+++ Records for the exercise +++

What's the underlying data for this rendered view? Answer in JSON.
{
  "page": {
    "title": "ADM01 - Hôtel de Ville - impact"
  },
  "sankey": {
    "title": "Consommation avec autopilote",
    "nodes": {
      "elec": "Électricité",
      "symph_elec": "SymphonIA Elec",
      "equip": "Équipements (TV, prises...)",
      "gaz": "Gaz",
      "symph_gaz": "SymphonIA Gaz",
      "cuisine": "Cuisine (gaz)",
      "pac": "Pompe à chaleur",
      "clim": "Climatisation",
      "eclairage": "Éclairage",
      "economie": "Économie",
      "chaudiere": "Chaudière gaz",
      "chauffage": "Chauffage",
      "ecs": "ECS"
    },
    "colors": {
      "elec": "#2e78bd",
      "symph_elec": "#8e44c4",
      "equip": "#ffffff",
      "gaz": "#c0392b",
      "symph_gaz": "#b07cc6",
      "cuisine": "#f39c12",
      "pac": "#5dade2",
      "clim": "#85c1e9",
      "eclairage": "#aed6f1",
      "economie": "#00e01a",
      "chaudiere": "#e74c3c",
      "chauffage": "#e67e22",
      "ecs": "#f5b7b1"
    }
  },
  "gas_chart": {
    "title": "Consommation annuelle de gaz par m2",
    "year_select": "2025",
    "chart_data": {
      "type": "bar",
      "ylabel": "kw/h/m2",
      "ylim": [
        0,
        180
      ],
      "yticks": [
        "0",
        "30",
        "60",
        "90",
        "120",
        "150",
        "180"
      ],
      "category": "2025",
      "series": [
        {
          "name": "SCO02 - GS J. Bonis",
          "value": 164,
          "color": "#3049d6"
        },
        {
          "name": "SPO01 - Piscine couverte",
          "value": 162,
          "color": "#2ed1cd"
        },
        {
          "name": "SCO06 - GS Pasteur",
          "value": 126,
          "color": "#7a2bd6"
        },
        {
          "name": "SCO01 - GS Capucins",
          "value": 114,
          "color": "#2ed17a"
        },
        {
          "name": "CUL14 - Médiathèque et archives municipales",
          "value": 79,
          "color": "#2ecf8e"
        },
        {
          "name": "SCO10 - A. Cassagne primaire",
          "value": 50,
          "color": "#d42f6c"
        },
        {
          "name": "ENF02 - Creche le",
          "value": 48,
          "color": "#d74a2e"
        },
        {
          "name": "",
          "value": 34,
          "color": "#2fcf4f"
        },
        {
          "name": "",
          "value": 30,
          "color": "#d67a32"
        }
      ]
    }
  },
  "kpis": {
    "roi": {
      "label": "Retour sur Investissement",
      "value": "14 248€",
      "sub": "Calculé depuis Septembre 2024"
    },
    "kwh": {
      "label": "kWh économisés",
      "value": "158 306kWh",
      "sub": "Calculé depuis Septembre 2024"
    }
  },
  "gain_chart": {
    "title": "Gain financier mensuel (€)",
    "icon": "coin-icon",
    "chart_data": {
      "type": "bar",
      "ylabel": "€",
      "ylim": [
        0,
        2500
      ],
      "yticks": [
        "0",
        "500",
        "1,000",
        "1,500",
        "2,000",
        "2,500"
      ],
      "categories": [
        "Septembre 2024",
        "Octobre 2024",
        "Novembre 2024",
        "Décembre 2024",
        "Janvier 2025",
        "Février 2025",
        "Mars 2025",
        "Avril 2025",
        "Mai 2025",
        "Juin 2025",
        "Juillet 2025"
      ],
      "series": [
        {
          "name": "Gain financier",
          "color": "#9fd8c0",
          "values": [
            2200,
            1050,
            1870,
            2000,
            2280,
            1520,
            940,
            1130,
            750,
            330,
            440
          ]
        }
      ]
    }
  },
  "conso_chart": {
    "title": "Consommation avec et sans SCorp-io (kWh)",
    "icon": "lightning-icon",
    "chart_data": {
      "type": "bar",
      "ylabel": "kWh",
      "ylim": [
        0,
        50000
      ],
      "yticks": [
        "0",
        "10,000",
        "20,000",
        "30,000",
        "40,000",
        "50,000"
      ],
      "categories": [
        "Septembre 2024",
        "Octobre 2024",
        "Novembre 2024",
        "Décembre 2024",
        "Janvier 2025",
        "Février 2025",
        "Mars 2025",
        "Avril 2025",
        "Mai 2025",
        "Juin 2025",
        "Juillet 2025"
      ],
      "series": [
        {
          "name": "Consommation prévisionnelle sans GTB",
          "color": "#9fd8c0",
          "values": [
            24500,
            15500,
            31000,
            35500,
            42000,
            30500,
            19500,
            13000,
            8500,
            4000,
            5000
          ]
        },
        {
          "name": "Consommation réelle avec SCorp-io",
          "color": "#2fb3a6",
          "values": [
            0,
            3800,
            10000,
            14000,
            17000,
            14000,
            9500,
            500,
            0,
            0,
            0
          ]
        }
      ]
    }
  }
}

+++

**What to work on**
Output every entry shown above, exactly.

**Complete output**
What's the underlying data for this rendered view? Answer in JSON.
{
  "page": {
    "title": "ADM01 - Hôtel de Ville - impact"
  },
  "sankey": {
    "title": "Consommation avec autopilote",
    "nodes": {
      "elec": "Électricité",
      "symph_elec": "SymphonIA Elec",
      "equip": "Équipements (TV, prises...)",
      "gaz": "Gaz",
      "symph_gaz": "SymphonIA Gaz",
      "cuisine": "Cuisine (gaz)",
      "pac": "Pompe à chaleur",
      "clim": "Climatisation",
      "eclairage": "Éclairage",
      "economie": "Économie",
      "chaudiere": "Chaudière gaz",
      "chauffage": "Chauffage",
      "ecs": "ECS"
    },
    "colors": {
      "elec": "#2e78bd",
      "symph_elec": "#8e44c4",
      "equip": "#ffffff",
      "gaz": "#c0392b",
      "symph_gaz": "#b07cc6",
      "cuisine": "#f39c12",
      "pac": "#5dade2",
      "clim": "#85c1e9",
      "eclairage": "#aed6f1",
      "economie": "#00e01a",
      "chaudiere": "#e74c3c",
      "chauffage": "#e67e22",
      "ecs": "#f5b7b1"
    }
  },
  "gas_chart": {
    "title": "Consommation annuelle de gaz par m2",
    "year_select": "2025",
    "chart_data": {
      "type": "bar",
      "ylabel": "kw/h/m2",
      "ylim": [
        0,
        180
      ],
      "yticks": [
        "0",
        "30",
        "60",
        "90",
        "120",
        "150",
        "180"
      ],
      "category": "2025",
      "series": [
        {
          "name": "SCO02 - GS J. Bonis",
          "value": 164,
          "color": "#3049d6"
        },
        {
          "name": "SPO01 - Piscine couverte",
          "value": 162,
          "color": "#2ed1cd"
        },
        {
          "name": "SCO06 - GS Pasteur",
          "value": 126,
          "color": "#7a2bd6"
        },
        {
          "name": "SCO01 - GS Capucins",
          "value": 114,
          "color": "#2ed17a"
        },
        {
          "name": "CUL14 - Médiathèque et archives municipales",
          "value": 79,
          "color": "#2ecf8e"
        },
        {
          "name": "SCO10 - A. Cassagne primaire",
          "value": 50,
          "color": "#d42f6c"
        },
        {
          "name": "ENF02 - Creche le",
          "value": 48,
          "color": "#d74a2e"
        },
        {
          "name": "",
          "value": 34,
          "color": "#2fcf4f"
        },
        {
          "name": "",
          "value": 30,
          "color": "#d67a32"
        }
      ]
    }
  },
  "kpis": {
    "roi": {
      "label": "Retour sur Investissement",
      "value": "14 248€",
      "sub": "Calculé depuis Septembre 2024"
    },
    "kwh": {
      "label": "kWh économisés",
      "value": "158 306kWh",
      "sub": "Calculé depuis Septembre 2024"
    }
  },
  "gain_chart": {
    "title": "Gain financier mensuel (€)",
    "icon": "coin-icon",
    "chart_data": {
      "type": "bar",
      "ylabel": "€",
      "ylim": [
        0,
        2500
      ],
      "yticks": [
        "0",
        "500",
        "1,000",
        "1,500",
        "2,000",
        "2,500"
      ],
      "categories": [
        "Septembre 2024",
        "Octobre 2024",
        "Novembre 2024",
        "Décembre 2024",
        "Janvier 2025",
        "Février 2025",
        "Mars 2025",
        "Avril 2025",
        "Mai 2025",
        "Juin 2025",
        "Juillet 2025"
      ],
      "series": [
        {
          "name": "Gain financier",
          "color": "#9fd8c0",
          "values": [
            2200,
            1050,
            1870,
            2000,
            2280,
            1520,
            940,
            1130,
            750,
            330,
            440
          ]
        }
      ]
    }
  },
  "conso_chart": {
    "title": "Consommation avec et sans SCorp-io (kWh)",
    "icon": "lightning-icon",
    "chart_data": {
      "type": "bar",
      "ylabel": "kWh",
      "ylim": [
        0,
        50000
      ],
      "yticks": [
        "0",
        "10,000",
        "20,000",
        "30,000",
        "40,000",
        "50,000"
      ],
      "categories": [
        "Septembre 2024",
        "Octobre 2024",
        "Novembre 2024",
        "Décembre 2024",
        "Janvier 2025",
        "Février 2025",
        "Mars 2025",
        "Avril 2025",
        "Mai 2025",
        "Juin 2025",
        "Juillet 2025"
      ],
      "series": [
        {
          "name": "Consommation prévisionnelle sans GTB",
          "color": "#9fd8c0",
          "values": [
            24500,
            15500,
            31000,
            35500,
            42000,
            30500,
            19500,
            13000,
            8500,
            4000,
            5000
          ]
        },
        {
          "name": "Consommation réelle avec SCorp-io",
          "color": "#2fb3a6",
          "values": [
            0,
            3800,
            10000,
            14000,
            17000,
            14000,
            9500,
            500,
            0,
            0,
            0
          ]
        }
      ]
    }
  }
}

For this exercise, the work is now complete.